• [EXERCISE DIRECTIONS]: Pick out every line that holds the string "verliehene" and copy it.

• [RECORDS FOR THIS EXERCISE]:
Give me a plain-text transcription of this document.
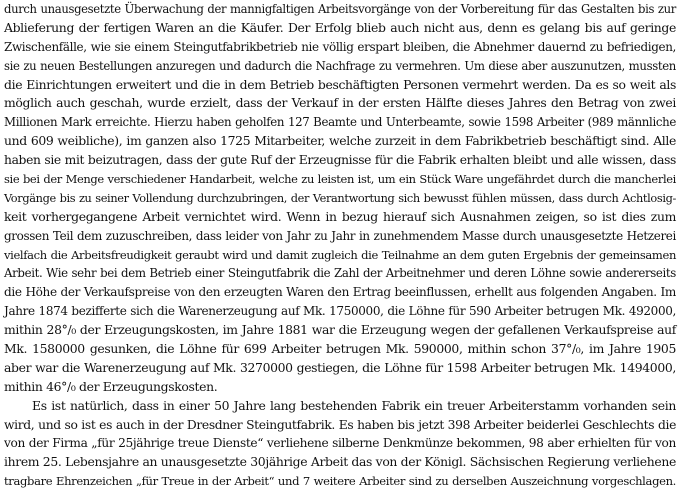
durch unausgesetzte Überwachung der mannigfaltigen Arbeitsvorgänge von der Vorbereitung für das Gestalten bis zur
Ablieferung der fertigen Waren an die Käufer. Der Erfolg blieb auch nicht aus, denn es gelang bis auf geringe
Zwischenfälle, wie sie einem Steingutfabrikbetrieb nie völlig erspart bleiben, die Abnehmer dauernd zu befriedigen,
sie zu neuen Bestellungen anzuregen und dadurch die Nachfrage zu vermehren. Um diese aber auszunutzen, mussten
die Einrichtungen erweitert und die in dem Betrieb beschäftigten Personen vermehrt werden. Da es so weit als
möglich auch geschah, wurde erzielt, dass der Verkauf in der ersten Hälfte dieses Jahres den Betrag von zwei
Millionen Mark erreichte. Hierzu haben geholfen 127 Beamte und Unterbeamte, sowie 1598 Arbeiter (989 männliche
und 609 weibliche), im ganzen also 1725 Mitarbeiter, welche zurzeit in dem Fabrikbetrieb beschäftigt sind. Alle
haben sie mit beizutragen, dass der gute Ruf der Erzeugnisse für die Fabrik erhalten bleibt und alle wissen, dass
sie bei der Menge verschiedener Handarbeit, welche zu leisten ist, um ein Stück Ware ungefährdet durch die mancherlei
Vorgänge bis zu seiner Vollendung durchzubringen, der Verantwortung sich bewusst fühlen müssen, dass durch Achtlosig-
keit vorhergegangene Arbeit vernichtet wird. Wenn in bezug hierauf sich Ausnahmen zeigen, so ist dies zum
grossen Teil dem zuzuschreiben, dass leider von Jahr zu Jahr in zunehmendem Masse durch unausgesetzte Hetzerei
vielfach die Arbeitsfreudigkeit geraubt wird und damit zugleich die Teilnahme an dem guten Ergebnis der gemeinsamen
Arbeit. Wie sehr bei dem Betrieb einer Steingutfabrik die Zahl der Arbeitnehmer und deren Löhne sowie andererseits
die Höhe der Verkaufspreise von den erzeugten Waren den Ertrag beeinflussen, erhellt aus folgenden Angaben. Im
Jahre 1874 bezifferte sich die Warenerzeugung auf Mk. 1750000, die Löhne für 590 Arbeiter betrugen Mk. 492000,
mithin 28°/₀ der Erzeugungskosten, im Jahre 1881 war die Erzeugung wegen der gefallenen Verkaufspreise auf
Mk. 1580000 gesunken, die Löhne für 699 Arbeiter betrugen Mk. 590000, mithin schon 37°/₀, im Jahre 1905
aber war die Warenerzeugung auf Mk. 3270000 gestiegen, die Löhne für 1598 Arbeiter betrugen Mk. 1494000,
mithin 46°/₀ der Erzeugungskosten.
Es ist natürlich, dass in einer 50 Jahre lang bestehenden Fabrik ein treuer Arbeiterstamm vorhanden sein
wird, und so ist es auch in der Dresdner Steingutfabrik. Es haben bis jetzt 398 Arbeiter beiderlei Geschlechts die
von der Firma „für 25jährige treue Dienste“ verliehene silberne Denkmünze bekommen, 98 aber erhielten für von
ihrem 25. Lebensjahre an unausgesetzte 30jährige Arbeit das von der Königl. Sächsischen Regierung verliehene
tragbare Ehrenzeichen „für Treue in der Arbeit“ und 7 weitere Arbeiter sind zu derselben Auszeichnung vorgeschlagen.
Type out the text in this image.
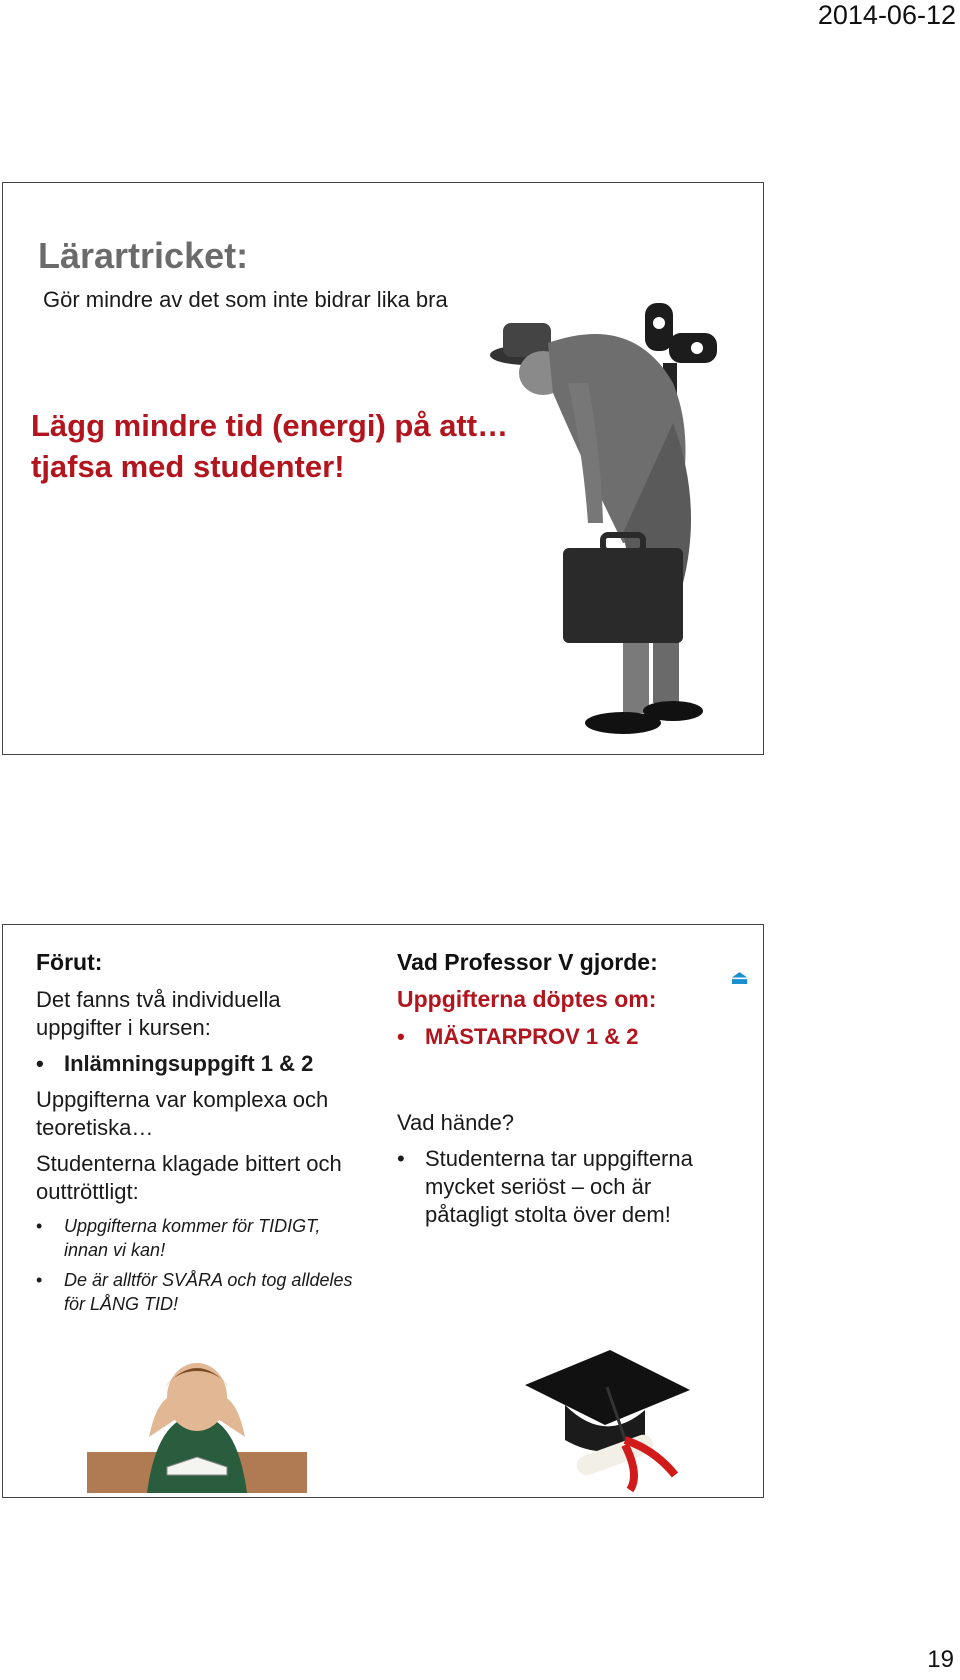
2014-06-12
Lärartricket:
Gör mindre av det som inte bidrar lika bra
Lägg mindre tid (energi) på att…
tjafsa med studenter!
Förut:
Det fanns två individuella uppgifter i kursen:
• Inlämningsuppgift 1 & 2
Uppgifterna var komplexa och teoretiska…
Studenterna klagade bittert och outtröttligt:
• Uppgifterna kommer för TIDIGT, innan vi kan!
• De är alltför SVÅRA och tog alldeles för LÅNG TID!
Vad Professor V gjorde:
Uppgifterna döptes om:
• MÄSTARPROV 1 & 2
Vad hände?
• Studenterna tar uppgifterna mycket seriöst – och är påtagligt stolta över dem!
⏏
19
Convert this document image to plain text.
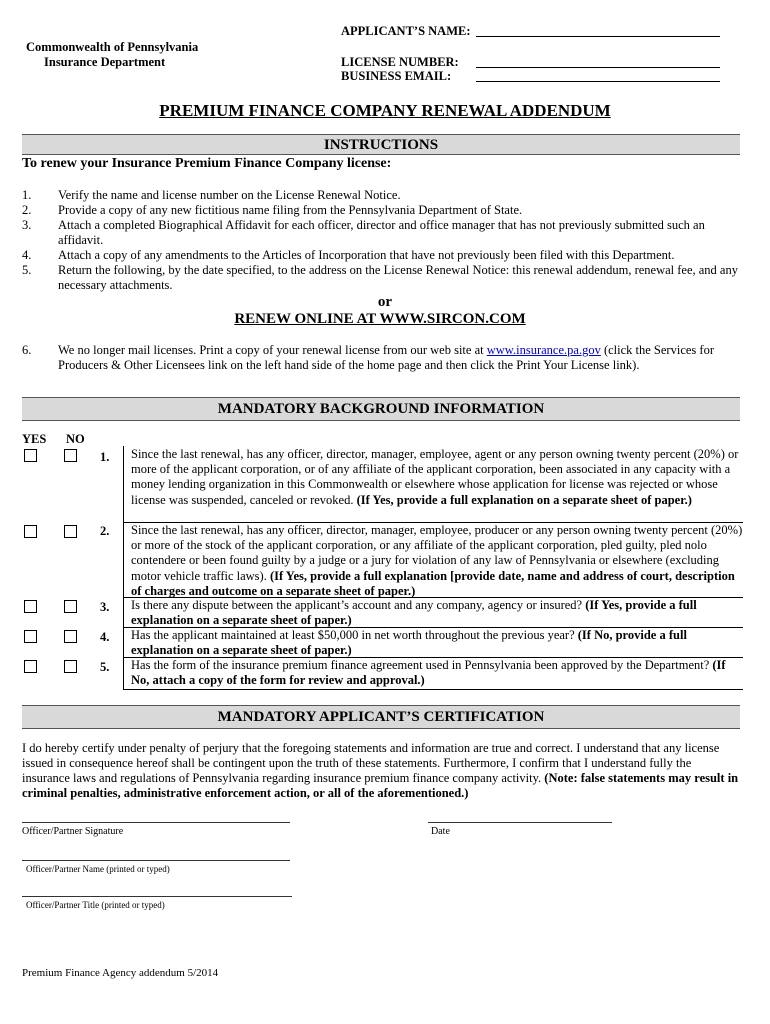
APPLICANT’S NAME:
Commonwealth of Pennsylvania
Insurance Department	LICENSE NUMBER:
BUSINESS EMAIL:
PREMIUM FINANCE COMPANY RENEWAL ADDENDUM
INSTRUCTIONS
To renew your Insurance Premium Finance Company license:
1.	Verify the name and license number on the License Renewal Notice.
2.	Provide a copy of any new fictitious name filing from the Pennsylvania Department of State.
3.	Attach a completed Biographical Affidavit for each officer, director and office manager that has not previously submitted such an affidavit.
4.	Attach a copy of any amendments to the Articles of Incorporation that have not previously been filed with this Department.
5.	Return the following, by the date specified, to the address on the License Renewal Notice: this renewal addendum, renewal fee, and any necessary attachments.
or
RENEW ONLINE AT WWW.SIRCON.COM
6.	We no longer mail licenses. Print a copy of your renewal license from our web site at www.insurance.pa.gov (click the Services for Producers & Other Licensees link on the left hand side of the home page and then click the Print Your License link).
MANDATORY BACKGROUND INFORMATION
YES NO
1.	Since the last renewal, has any officer, director, manager, employee, agent or any person owning twenty percent (20%) or more of the applicant corporation, or of any affiliate of the applicant corporation, been associated in any capacity with a money lending organization in this Commonwealth or elsewhere whose application for license was rejected or whose license was suspended, canceled or revoked. (If Yes, provide a full explanation on a separate sheet of paper.)
2.	Since the last renewal, has any officer, director, manager, employee, producer or any person owning twenty percent (20%) or more of the stock of the applicant corporation, or any affiliate of the applicant corporation, pled guilty, pled nolo contendere or been found guilty by a judge or a jury for violation of any law of Pennsylvania or elsewhere (excluding motor vehicle traffic laws). (If Yes, provide a full explanation [provide date, name and address of court, description of charges and outcome on a separate sheet of paper.)
3.	Is there any dispute between the applicant’s account and any company, agency or insured? (If Yes, provide a full explanation on a separate sheet of paper.)
4.	Has the applicant maintained at least $50,000 in net worth throughout the previous year? (If No, provide a full explanation on a separate sheet of paper.)
5.	Has the form of the insurance premium finance agreement used in Pennsylvania been approved by the Department? (If No, attach a copy of the form for review and approval.)
MANDATORY APPLICANT’S CERTIFICATION
I do hereby certify under penalty of perjury that the foregoing statements and information are true and correct. I understand that any license issued in consequence hereof shall be contingent upon the truth of these statements. Furthermore, I confirm that I understand fully the insurance laws and regulations of Pennsylvania regarding insurance premium finance company activity. (Note: false statements may result in criminal penalties, administrative enforcement action, or all of the aforementioned.)
Officer/Partner Signature	Date
Officer/Partner Name (printed or typed)
Officer/Partner Title (printed or typed)
Premium Finance Agency addendum 5/2014
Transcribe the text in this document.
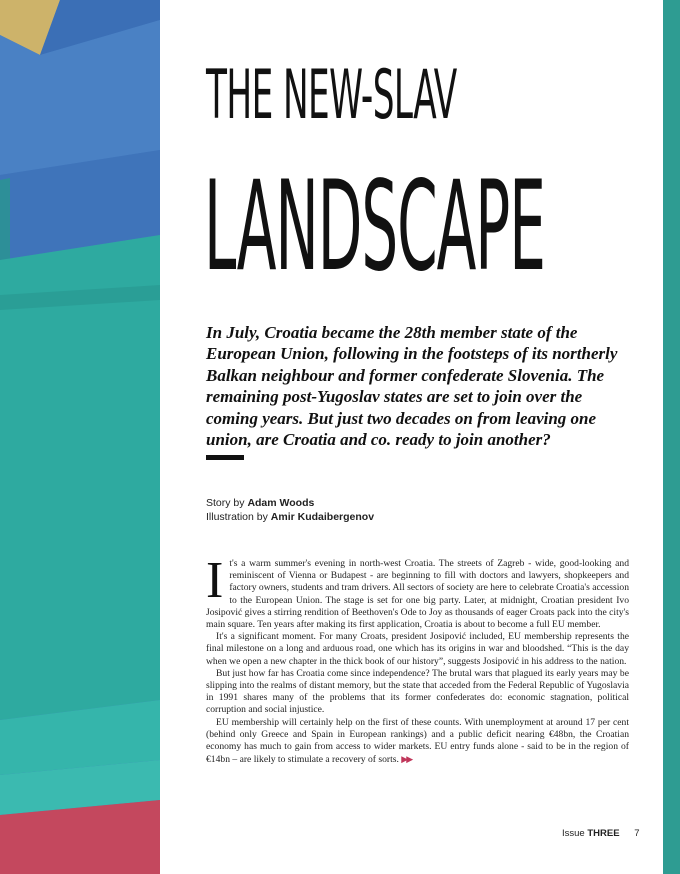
THE NEW-SLAV
LANDSCAPE

In July, Croatia became the 28th member state of the European Union, following in the footsteps of its northerly Balkan neighbour and former confederate Slovenia. The remaining post-Yugoslav states are set to join over the coming years. But just two decades on from leaving one union, are Croatia and co. ready to join another?

Story by Adam Woods
Illustration by Amir Kudaibergenov

It's a warm summer's evening in north-west Croatia. The streets of Zagreb - wide, good-looking and reminiscent of Vienna or Budapest - are beginning to fill with doctors and lawyers, shopkeepers and factory owners, students and tram drivers. All sectors of society are here to celebrate Croatia's accession to the European Union. The stage is set for one big party. Later, at midnight, Croatian president Ivo Josipović gives a stirring rendition of Beethoven's Ode to Joy as thousands of eager Croats pack into the city's main square. Ten years after making its first application, Croatia is about to become a full EU member.

It's a significant moment. For many Croats, president Josipović included, EU membership represents the final milestone on a long and arduous road, one which has its origins in war and bloodshed. “This is the day when we open a new chapter in the thick book of our history”, suggests Josipović in his address to the nation.

But just how far has Croatia come since independence? The brutal wars that plagued its early years may be slipping into the realms of distant memory, but the state that acceded from the Federal Republic of Yugoslavia in 1991 shares many of the problems that its former confederates do: economic stagnation, political corruption and social injustice.

EU membership will certainly help on the first of these counts. With unemployment at around 17 per cent (behind only Greece and Spain in European rankings) and a public deficit nearing €48bn, the Croatian economy has much to gain from access to wider markets. EU entry funds alone - said to be in the region of €14bn – are likely to stimulate a recovery of sorts. ▶▶

Issue THREE 7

• [WRITTEN ANSWER]:
von der Firma „für 25jährige treue Dienste“ verliehene silberne Denkmünze bekommen, 98 aber erhielten für von
ihrem 25. Lebensjahre an unausgesetzte 30jährige Arbeit das von der Königl. Sächsischen Regierung verliehene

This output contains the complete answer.